Some records
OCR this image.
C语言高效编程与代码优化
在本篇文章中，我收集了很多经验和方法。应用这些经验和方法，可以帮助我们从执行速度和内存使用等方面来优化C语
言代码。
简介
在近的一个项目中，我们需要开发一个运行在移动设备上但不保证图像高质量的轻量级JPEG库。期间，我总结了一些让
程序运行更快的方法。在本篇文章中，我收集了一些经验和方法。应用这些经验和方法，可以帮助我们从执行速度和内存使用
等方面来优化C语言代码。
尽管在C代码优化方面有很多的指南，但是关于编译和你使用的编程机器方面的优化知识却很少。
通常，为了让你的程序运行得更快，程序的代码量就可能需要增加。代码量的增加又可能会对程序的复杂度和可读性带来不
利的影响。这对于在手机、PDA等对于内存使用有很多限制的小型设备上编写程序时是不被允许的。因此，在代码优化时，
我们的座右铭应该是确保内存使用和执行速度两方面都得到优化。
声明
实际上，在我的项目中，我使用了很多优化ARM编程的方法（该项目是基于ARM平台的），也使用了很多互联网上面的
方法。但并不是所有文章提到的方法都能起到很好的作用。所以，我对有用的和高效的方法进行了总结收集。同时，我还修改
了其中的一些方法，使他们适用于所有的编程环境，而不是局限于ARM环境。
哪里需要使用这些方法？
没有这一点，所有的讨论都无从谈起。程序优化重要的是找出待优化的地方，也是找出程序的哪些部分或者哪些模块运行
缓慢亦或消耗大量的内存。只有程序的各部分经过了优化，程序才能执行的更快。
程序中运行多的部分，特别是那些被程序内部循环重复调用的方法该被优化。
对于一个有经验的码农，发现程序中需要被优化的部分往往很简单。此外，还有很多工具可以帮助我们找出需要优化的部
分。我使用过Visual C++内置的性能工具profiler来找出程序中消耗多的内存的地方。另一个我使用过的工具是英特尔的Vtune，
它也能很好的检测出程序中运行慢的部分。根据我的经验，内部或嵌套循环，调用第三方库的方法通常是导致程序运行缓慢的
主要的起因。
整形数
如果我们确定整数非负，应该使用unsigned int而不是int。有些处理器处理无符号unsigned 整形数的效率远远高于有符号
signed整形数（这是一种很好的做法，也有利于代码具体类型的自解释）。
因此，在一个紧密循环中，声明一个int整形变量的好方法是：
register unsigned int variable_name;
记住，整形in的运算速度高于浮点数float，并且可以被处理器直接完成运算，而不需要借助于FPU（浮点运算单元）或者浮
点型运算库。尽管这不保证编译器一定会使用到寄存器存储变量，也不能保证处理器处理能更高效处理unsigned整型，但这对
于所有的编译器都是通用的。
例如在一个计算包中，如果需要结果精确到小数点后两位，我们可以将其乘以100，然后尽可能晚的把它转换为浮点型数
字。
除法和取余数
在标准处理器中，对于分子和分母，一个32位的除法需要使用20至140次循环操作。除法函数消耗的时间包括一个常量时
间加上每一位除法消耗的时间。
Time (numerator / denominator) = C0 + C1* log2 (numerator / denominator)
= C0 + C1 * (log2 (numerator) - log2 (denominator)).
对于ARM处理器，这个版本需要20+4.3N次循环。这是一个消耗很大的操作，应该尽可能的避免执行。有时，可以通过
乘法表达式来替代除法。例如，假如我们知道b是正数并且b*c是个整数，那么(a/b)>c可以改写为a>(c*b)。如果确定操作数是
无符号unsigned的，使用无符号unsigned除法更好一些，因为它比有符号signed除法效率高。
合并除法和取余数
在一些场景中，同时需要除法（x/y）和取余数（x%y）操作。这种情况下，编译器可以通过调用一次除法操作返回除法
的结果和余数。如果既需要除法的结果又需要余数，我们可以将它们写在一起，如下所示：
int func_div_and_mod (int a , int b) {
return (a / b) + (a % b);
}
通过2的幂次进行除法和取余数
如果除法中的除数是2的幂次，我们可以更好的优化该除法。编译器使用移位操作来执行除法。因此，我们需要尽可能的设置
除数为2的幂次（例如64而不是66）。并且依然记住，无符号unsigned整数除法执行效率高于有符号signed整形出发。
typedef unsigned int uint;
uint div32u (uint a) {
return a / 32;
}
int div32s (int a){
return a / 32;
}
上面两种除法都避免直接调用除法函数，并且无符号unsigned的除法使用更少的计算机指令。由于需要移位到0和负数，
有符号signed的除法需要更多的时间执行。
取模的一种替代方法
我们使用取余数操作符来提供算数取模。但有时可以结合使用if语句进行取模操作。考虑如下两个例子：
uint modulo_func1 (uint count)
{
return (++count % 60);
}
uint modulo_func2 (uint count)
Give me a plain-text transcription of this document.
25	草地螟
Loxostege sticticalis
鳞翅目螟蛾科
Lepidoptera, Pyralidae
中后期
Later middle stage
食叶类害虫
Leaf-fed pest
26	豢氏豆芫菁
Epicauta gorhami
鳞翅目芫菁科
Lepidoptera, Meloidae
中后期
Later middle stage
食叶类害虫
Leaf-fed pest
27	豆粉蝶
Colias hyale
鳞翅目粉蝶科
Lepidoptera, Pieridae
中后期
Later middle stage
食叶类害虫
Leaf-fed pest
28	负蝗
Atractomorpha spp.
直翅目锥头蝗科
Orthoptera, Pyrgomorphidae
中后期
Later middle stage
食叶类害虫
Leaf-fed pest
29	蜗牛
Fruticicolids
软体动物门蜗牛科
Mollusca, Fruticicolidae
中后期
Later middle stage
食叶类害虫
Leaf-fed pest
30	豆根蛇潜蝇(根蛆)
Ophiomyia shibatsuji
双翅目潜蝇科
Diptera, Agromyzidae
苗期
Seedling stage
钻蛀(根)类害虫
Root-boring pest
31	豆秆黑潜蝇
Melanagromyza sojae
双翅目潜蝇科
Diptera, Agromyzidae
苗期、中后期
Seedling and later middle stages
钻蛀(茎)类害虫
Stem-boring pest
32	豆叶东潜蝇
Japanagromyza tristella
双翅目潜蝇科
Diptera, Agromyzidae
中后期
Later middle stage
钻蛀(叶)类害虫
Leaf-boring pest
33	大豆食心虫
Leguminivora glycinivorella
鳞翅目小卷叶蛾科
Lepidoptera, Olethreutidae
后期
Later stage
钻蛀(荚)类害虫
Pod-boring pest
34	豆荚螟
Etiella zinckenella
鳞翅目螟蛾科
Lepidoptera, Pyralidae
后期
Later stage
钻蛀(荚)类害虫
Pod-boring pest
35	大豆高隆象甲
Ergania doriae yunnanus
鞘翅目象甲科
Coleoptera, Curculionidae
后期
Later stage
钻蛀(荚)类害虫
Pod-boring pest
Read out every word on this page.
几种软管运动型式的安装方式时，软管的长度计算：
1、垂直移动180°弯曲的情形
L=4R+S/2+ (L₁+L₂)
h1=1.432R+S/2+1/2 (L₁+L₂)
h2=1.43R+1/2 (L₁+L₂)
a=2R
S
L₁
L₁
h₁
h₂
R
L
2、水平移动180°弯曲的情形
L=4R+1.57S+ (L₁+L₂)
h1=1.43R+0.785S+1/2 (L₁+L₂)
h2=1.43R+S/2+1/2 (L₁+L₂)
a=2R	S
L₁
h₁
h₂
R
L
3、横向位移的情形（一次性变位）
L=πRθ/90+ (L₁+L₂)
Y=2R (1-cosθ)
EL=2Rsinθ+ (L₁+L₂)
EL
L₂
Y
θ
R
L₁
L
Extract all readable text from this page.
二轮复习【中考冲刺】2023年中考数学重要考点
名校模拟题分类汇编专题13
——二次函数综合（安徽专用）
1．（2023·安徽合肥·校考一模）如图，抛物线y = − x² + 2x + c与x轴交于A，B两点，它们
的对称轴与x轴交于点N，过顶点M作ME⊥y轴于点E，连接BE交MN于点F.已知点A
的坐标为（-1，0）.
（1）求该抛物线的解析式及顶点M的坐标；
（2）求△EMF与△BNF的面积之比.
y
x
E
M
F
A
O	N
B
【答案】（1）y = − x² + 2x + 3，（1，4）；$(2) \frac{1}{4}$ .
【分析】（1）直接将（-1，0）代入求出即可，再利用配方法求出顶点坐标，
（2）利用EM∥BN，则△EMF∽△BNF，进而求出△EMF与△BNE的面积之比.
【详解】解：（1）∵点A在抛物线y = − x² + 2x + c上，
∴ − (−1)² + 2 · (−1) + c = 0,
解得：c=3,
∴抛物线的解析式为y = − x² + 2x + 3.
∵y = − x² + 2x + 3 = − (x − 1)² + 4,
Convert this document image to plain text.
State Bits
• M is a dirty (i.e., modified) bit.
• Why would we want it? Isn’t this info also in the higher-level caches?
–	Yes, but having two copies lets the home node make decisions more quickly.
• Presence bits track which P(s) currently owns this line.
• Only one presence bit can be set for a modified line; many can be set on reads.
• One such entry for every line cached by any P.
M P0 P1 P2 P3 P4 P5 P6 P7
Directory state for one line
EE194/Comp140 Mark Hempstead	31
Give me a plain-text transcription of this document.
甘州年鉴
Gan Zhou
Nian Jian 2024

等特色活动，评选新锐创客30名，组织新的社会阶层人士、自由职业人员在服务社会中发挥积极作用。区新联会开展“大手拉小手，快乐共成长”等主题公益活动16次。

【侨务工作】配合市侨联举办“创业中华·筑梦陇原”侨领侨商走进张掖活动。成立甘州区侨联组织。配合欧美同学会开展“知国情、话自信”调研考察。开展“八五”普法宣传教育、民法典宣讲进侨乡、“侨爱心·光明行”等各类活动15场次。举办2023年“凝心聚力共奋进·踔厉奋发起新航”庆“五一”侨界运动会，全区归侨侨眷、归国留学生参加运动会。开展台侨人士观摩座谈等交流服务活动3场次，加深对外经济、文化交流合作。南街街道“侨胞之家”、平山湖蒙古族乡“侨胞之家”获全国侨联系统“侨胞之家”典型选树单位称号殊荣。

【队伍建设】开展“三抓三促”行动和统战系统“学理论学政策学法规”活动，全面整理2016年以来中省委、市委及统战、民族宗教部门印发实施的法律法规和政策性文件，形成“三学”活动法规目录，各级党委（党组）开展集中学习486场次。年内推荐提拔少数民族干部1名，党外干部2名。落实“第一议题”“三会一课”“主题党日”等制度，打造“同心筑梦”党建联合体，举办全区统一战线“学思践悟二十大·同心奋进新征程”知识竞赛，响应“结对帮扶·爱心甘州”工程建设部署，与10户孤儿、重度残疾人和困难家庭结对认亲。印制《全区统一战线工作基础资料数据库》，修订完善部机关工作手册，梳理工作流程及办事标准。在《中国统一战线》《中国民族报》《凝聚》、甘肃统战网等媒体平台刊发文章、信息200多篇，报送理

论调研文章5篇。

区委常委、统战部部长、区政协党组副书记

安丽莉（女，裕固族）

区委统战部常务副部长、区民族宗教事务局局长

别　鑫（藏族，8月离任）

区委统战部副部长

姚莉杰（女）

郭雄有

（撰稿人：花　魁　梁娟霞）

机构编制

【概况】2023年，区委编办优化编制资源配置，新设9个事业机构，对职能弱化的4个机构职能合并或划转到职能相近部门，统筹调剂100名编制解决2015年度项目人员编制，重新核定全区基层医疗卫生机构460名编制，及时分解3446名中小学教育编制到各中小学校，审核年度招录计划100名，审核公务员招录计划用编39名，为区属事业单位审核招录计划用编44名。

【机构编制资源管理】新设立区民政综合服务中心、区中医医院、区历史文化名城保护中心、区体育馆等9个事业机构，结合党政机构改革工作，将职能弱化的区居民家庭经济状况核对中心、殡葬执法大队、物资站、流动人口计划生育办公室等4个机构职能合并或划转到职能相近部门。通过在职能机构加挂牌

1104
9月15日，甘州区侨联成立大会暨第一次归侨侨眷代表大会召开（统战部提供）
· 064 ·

→ PROBLEM
Reproduce every line from the entries that holds the word "denominator".

→ WRITTEN ANSWER
Time (numerator / denominator) = C0 + C1* log2 (numerator / denominator)
= C0 + C1 * (log2 (numerator) - log2 (denominator)).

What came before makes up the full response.